---------- Information supplied ----------
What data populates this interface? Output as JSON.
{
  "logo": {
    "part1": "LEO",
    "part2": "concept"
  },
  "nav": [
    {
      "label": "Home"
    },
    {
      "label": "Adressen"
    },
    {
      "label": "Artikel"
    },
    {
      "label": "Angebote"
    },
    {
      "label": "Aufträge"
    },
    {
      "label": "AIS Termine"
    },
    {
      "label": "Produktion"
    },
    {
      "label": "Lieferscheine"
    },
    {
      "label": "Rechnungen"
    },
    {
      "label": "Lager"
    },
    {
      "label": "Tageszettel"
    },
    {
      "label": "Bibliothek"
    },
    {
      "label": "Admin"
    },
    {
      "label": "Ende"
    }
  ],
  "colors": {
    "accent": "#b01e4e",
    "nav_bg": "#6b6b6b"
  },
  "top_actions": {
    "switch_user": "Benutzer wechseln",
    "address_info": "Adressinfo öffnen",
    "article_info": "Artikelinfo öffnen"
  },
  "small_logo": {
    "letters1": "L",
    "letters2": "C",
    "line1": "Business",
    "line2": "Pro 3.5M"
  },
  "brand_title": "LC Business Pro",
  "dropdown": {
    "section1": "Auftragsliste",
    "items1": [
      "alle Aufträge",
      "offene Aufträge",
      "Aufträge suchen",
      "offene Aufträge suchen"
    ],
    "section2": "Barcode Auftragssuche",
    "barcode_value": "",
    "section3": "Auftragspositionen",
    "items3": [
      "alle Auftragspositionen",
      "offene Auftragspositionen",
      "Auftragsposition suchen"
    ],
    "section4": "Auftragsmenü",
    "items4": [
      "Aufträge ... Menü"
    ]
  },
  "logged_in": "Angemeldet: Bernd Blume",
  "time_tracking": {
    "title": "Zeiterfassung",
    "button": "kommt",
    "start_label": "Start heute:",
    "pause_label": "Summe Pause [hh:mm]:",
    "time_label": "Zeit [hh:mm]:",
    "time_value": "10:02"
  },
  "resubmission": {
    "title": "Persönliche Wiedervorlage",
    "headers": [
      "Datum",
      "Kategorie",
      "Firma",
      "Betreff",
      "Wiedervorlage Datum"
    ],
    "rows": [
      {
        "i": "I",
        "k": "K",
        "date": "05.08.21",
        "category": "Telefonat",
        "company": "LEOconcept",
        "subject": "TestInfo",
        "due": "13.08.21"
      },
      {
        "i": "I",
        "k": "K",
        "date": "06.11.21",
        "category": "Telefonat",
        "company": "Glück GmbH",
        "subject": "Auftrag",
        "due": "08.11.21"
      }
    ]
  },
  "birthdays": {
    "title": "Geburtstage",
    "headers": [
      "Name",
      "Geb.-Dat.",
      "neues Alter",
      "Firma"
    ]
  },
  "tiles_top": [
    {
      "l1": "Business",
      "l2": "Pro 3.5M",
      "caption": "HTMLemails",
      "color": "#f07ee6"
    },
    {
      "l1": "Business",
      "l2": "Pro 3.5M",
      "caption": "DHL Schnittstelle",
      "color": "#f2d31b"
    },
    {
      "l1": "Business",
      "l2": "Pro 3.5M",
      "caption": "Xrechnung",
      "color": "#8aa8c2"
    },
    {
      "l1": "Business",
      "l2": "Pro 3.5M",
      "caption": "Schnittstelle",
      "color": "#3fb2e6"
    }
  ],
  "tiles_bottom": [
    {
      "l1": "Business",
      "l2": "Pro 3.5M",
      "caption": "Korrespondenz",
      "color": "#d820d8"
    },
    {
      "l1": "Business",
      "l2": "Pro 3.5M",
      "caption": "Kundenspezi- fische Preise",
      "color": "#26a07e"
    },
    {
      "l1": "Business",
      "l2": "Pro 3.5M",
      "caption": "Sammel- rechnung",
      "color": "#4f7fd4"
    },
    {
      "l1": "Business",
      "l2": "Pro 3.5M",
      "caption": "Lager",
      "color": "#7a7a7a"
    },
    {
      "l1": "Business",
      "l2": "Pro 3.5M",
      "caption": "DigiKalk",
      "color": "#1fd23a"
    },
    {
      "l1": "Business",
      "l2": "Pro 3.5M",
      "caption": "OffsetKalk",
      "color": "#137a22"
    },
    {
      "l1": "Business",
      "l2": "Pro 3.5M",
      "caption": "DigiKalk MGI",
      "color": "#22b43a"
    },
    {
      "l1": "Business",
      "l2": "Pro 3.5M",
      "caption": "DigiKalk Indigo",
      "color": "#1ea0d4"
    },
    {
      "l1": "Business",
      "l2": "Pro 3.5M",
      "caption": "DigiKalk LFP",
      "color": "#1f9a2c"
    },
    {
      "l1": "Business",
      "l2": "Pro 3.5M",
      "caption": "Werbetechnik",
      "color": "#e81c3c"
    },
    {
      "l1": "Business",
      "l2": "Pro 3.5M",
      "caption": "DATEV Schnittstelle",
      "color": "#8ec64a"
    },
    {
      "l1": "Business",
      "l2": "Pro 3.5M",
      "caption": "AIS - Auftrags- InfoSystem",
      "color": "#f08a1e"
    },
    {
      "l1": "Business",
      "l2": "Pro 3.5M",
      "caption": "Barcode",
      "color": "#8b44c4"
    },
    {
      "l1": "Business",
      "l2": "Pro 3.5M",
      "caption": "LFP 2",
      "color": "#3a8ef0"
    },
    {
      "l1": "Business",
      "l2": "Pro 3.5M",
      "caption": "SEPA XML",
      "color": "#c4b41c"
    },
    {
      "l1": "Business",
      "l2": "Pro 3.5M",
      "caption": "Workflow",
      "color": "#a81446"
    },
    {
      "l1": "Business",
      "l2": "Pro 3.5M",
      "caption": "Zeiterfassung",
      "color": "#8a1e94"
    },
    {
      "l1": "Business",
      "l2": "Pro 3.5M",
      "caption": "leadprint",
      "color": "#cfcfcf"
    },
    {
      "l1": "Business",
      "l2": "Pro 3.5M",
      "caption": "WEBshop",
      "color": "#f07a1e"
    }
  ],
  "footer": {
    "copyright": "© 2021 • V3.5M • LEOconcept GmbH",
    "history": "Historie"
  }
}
----------
**Requirements**:
From the entries above, select each line containing the string "suchen".

**Result for this exercise**:
      "Aufträge suchen",
      "offene Aufträge suchen"
      "Auftragsposition suchen"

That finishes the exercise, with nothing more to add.